Start of Listing

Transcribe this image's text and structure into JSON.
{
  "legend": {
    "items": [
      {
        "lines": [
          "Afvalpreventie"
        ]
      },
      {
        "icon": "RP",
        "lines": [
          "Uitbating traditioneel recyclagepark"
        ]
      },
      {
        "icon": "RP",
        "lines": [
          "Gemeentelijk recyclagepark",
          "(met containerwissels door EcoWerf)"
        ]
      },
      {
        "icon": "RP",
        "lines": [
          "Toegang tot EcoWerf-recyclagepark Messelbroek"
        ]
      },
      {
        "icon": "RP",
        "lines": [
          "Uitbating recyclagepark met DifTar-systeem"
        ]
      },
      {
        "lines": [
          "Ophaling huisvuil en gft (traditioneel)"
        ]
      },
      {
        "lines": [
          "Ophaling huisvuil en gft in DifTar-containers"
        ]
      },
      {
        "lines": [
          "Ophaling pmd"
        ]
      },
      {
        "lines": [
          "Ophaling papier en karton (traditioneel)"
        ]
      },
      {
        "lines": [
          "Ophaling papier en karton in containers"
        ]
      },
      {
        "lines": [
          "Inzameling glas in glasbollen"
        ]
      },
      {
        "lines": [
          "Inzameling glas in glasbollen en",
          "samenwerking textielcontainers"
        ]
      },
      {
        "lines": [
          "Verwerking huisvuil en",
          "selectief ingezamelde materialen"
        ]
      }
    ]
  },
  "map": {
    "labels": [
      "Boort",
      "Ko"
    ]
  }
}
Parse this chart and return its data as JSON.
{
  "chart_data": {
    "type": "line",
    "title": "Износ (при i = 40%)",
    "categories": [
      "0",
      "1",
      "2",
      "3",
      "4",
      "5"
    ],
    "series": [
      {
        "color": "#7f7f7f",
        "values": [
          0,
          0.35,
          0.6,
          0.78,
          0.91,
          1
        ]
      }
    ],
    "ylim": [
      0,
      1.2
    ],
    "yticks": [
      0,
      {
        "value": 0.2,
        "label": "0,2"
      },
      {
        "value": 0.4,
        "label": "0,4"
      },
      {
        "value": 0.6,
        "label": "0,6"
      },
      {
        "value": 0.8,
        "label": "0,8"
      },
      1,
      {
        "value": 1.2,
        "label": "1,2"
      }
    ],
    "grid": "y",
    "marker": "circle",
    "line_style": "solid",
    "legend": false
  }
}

End of Listing

Exercise aim >> Out of the records, collect only those lines that contain the string "recyclagepark".

Result for this task >>
          "Uitbating traditioneel recyclagepark"
          "Gemeentelijk recyclagepark",
          "Toegang tot EcoWerf-recyclagepark Messelbroek"
          "Uitbating recyclagepark met DifTar-systeem"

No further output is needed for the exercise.